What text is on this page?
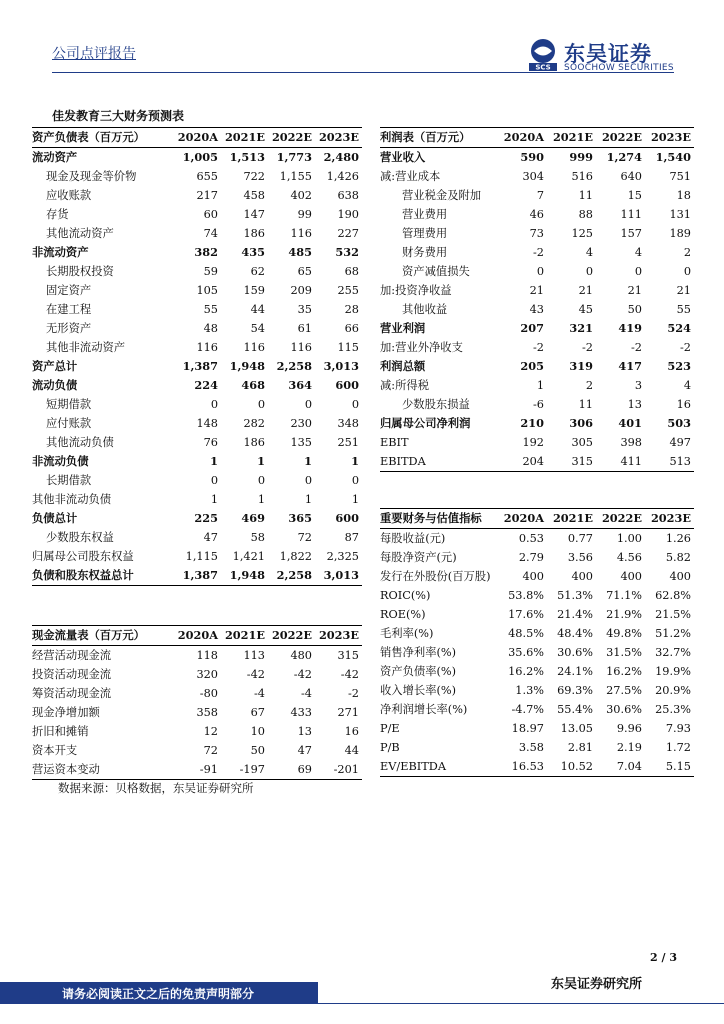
公司点评报告
SCS
东吴证券
SOOCHOW SECURITIES
佳发教育三大财务预测表
资产负债表（百万元）	2020A	2021E	2022E	2023E
流动资产	1,005	1,513	1,773	2,480
现金及现金等价物	655	722	1,155	1,426
应收账款	217	458	402	638
存货	60	147	99	190
其他流动资产	74	186	116	227
非流动资产	382	435	485	532
长期股权投资	59	62	65	68
固定资产	105	159	209	255
在建工程	55	44	35	28
无形资产	48	54	61	66
其他非流动资产	116	116	116	115
资产总计	1,387	1,948	2,258	3,013
流动负债	224	468	364	600
短期借款	0	0	0	0
应付账款	148	282	230	348
其他流动负债	76	186	135	251
非流动负债	1	1	1	1
长期借款	0	0	0	0
其他非流动负债	1	1	1	1
负债总计	225	469	365	600
少数股东权益	47	58	72	87
归属母公司股东权益	1,115	1,421	1,822	2,325
负债和股东权益总计	1,387	1,948	2,258	3,013
利润表（百万元）	2020A	2021E	2022E	2023E
营业收入	590	999	1,274	1,540
减:营业成本	304	516	640	751
营业税金及附加	7	11	15	18
营业费用	46	88	111	131
管理费用	73	125	157	189
财务费用	-2	4	4	2
资产减值损失	0	0	0	0
加:投资净收益	21	21	21	21
其他收益	43	45	50	55
营业利润	207	321	419	524
加:营业外净收支	-2	-2	-2	-2
利润总额	205	319	417	523
减:所得税	1	2	3	4
少数股东损益	-6	11	13	16
归属母公司净利润	210	306	401	503
EBIT	192	305	398	497
EBITDA	204	315	411	513
重要财务与估值指标	2020A	2021E	2022E	2023E
每股收益(元)	0.53	0.77	1.00	1.26
每股净资产(元)	2.79	3.56	4.56	5.82
发行在外股份(百万股)	400	400	400	400
ROIC(%)	53.8%	51.3%	71.1%	62.8%
ROE(%)	17.6%	21.4%	21.9%	21.5%
毛利率(%)	48.5%	48.4%	49.8%	51.2%
销售净利率(%)	35.6%	30.6%	31.5%	32.7%
资产负债率(%)	16.2%	24.1%	16.2%	19.9%
收入增长率(%)	1.3%	69.3%	27.5%	20.9%
净利润增长率(%)	-4.7%	55.4%	30.6%	25.3%
P/E	18.97	13.05	9.96	7.93
P/B	3.58	2.81	2.19	1.72
EV/EBITDA	16.53	10.52	7.04	5.15
现金流量表（百万元）	2020A	2021E	2022E	2023E
经营活动现金流	118	113	480	315
投资活动现金流	320	-42	-42	-42
筹资活动现金流	-80	-4	-4	-2
现金净增加额	358	67	433	271
折旧和摊销	12	10	13	16
资本开支	72	50	47	44
营运资本变动	-91	-197	69	-201
数据来源：贝格数据，东吴证券研究所
2 / 3
请务必阅读正文之后的免责声明部分
东吴证券研究所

══════════════════════════════

EXERCISE DIRECTIONS:
Quote the listing above in full, except for the pictures.

RESULT FOR THIS TASK:
What text is on this page?
公司点评报告
SCS
东吴证券
SOOCHOW SECURITIES
佳发教育三大财务预测表
资产负债表（百万元）	2020A	2021E	2022E	2023E
流动资产	1,005	1,513	1,773	2,480
现金及现金等价物	655	722	1,155	1,426
应收账款	217	458	402	638
存货	60	147	99	190
其他流动资产	74	186	116	227
非流动资产	382	435	485	532
长期股权投资	59	62	65	68
固定资产	105	159	209	255
在建工程	55	44	35	28
无形资产	48	54	61	66
其他非流动资产	116	116	116	115
资产总计	1,387	1,948	2,258	3,013
流动负债	224	468	364	600
短期借款	0	0	0	0
应付账款	148	282	230	348
其他流动负债	76	186	135	251
非流动负债	1	1	1	1
长期借款	0	0	0	0
其他非流动负债	1	1	1	1
负债总计	225	469	365	600
少数股东权益	47	58	72	87
归属母公司股东权益	1,115	1,421	1,822	2,325
负债和股东权益总计	1,387	1,948	2,258	3,013
利润表（百万元）	2020A	2021E	2022E	2023E
营业收入	590	999	1,274	1,540
减:营业成本	304	516	640	751
营业税金及附加	7	11	15	18
营业费用	46	88	111	131
管理费用	73	125	157	189
财务费用	-2	4	4	2
资产减值损失	0	0	0	0
加:投资净收益	21	21	21	21
其他收益	43	45	50	55
营业利润	207	321	419	524
加:营业外净收支	-2	-2	-2	-2
利润总额	205	319	417	523
减:所得税	1	2	3	4
少数股东损益	-6	11	13	16
归属母公司净利润	210	306	401	503
EBIT	192	305	398	497
EBITDA	204	315	411	513
重要财务与估值指标	2020A	2021E	2022E	2023E
每股收益(元)	0.53	0.77	1.00	1.26
每股净资产(元)	2.79	3.56	4.56	5.82
发行在外股份(百万股)	400	400	400	400
ROIC(%)	53.8%	51.3%	71.1%	62.8%
ROE(%)	17.6%	21.4%	21.9%	21.5%
毛利率(%)	48.5%	48.4%	49.8%	51.2%
销售净利率(%)	35.6%	30.6%	31.5%	32.7%
资产负债率(%)	16.2%	24.1%	16.2%	19.9%
收入增长率(%)	1.3%	69.3%	27.5%	20.9%
净利润增长率(%)	-4.7%	55.4%	30.6%	25.3%
P/E	18.97	13.05	9.96	7.93
P/B	3.58	2.81	2.19	1.72
EV/EBITDA	16.53	10.52	7.04	5.15
现金流量表（百万元）	2020A	2021E	2022E	2023E
经营活动现金流	118	113	480	315
投资活动现金流	320	-42	-42	-42
筹资活动现金流	-80	-4	-4	-2
现金净增加额	358	67	433	271
折旧和摊销	12	10	13	16
资本开支	72	50	47	44
营运资本变动	-91	-197	69	-201
数据来源：贝格数据，东吴证券研究所
2 / 3
请务必阅读正文之后的免责声明部分
东吴证券研究所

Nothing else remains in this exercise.